-------- Provided entries --------
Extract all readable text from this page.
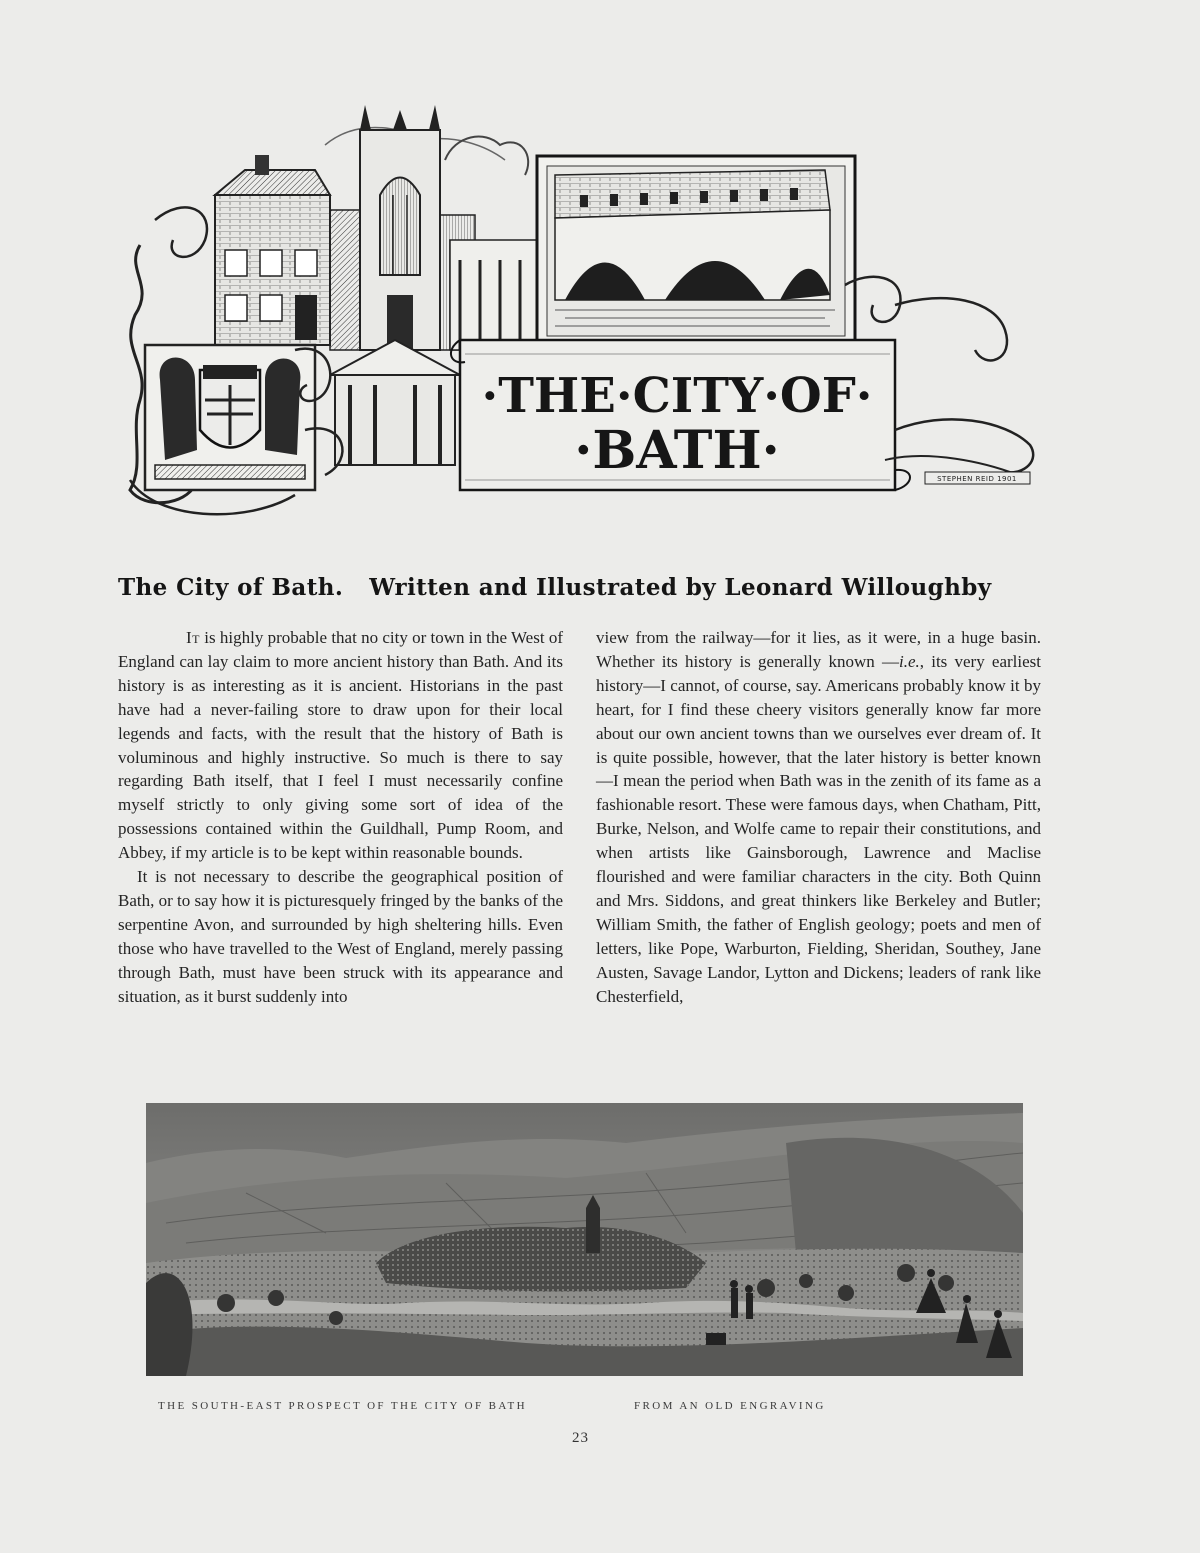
·THE·CITY·OF·
·BATH·	STEPHEN REID 1901
The City of Bath. Written and Illustrated by Leonard Willoughby

It is highly probable that no city or town in the West of England can lay claim to more ancient history than Bath. And its history is as interesting as it is ancient. Historians in the past have had a never-failing store to draw upon for their local legends and facts, with the result that the history of Bath is voluminous and highly instructive. So much is there to say regarding Bath itself, that I feel I must necessarily confine myself strictly to only giving some sort of idea of the possessions contained within the Guildhall, Pump Room, and Abbey, if my article is to be kept within reasonable bounds.

It is not necessary to describe the geographical position of Bath, or to say how it is picturesquely fringed by the banks of the serpentine Avon, and surrounded by high sheltering hills. Even those who have travelled to the West of England, merely passing through Bath, must have been struck with its appearance and situation, as it burst suddenly into

view from the railway—for it lies, as it were, in a huge basin. Whether its history is generally known —i.e., its very earliest history—I cannot, of course, say. Americans probably know it by heart, for I find these cheery visitors generally know far more about our own ancient towns than we ourselves ever dream of. It is quite possible, however, that the later history is better known—I mean the period when Bath was in the zenith of its fame as a fashionable resort. These were famous days, when Chatham, Pitt, Burke, Nelson, and Wolfe came to repair their constitutions, and when artists like Gainsborough, Lawrence and Maclise flourished and were familiar characters in the city. Both Quinn and Mrs. Siddons, and great thinkers like Berkeley and Butler; William Smith, the father of English geology; poets and men of letters, like Pope, Warburton, Fielding, Sheridan, Southey, Jane Austen, Savage Landor, Lytton and Dickens; leaders of rank like Chesterfield,

THE SOUTH-EAST PROSPECT OF THE CITY OF BATH	FROM AN OLD ENGRAVING
23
--------
Problem statement — Without the pictures, repeat all the records word for word.

Written answer —
Extract all readable text from this page.
·THE·CITY·OF·
·BATH·	STEPHEN REID 1901
The City of Bath. Written and Illustrated by Leonard Willoughby

It is highly probable that no city or town in the West of England can lay claim to more ancient history than Bath. And its history is as interesting as it is ancient. Historians in the past have had a never-failing store to draw upon for their local legends and facts, with the result that the history of Bath is voluminous and highly instructive. So much is there to say regarding Bath itself, that I feel I must necessarily confine myself strictly to only giving some sort of idea of the possessions contained within the Guildhall, Pump Room, and Abbey, if my article is to be kept within reasonable bounds.

It is not necessary to describe the geographical position of Bath, or to say how it is picturesquely fringed by the banks of the serpentine Avon, and surrounded by high sheltering hills. Even those who have travelled to the West of England, merely passing through Bath, must have been struck with its appearance and situation, as it burst suddenly into

view from the railway—for it lies, as it were, in a huge basin. Whether its history is generally known —i.e., its very earliest history—I cannot, of course, say. Americans probably know it by heart, for I find these cheery visitors generally know far more about our own ancient towns than we ourselves ever dream of. It is quite possible, however, that the later history is better known—I mean the period when Bath was in the zenith of its fame as a fashionable resort. These were famous days, when Chatham, Pitt, Burke, Nelson, and Wolfe came to repair their constitutions, and when artists like Gainsborough, Lawrence and Maclise flourished and were familiar characters in the city. Both Quinn and Mrs. Siddons, and great thinkers like Berkeley and Butler; William Smith, the father of English geology; poets and men of letters, like Pope, Warburton, Fielding, Sheridan, Southey, Jane Austen, Savage Landor, Lytton and Dickens; leaders of rank like Chesterfield,

THE SOUTH-EAST PROSPECT OF THE CITY OF BATH	FROM AN OLD ENGRAVING
23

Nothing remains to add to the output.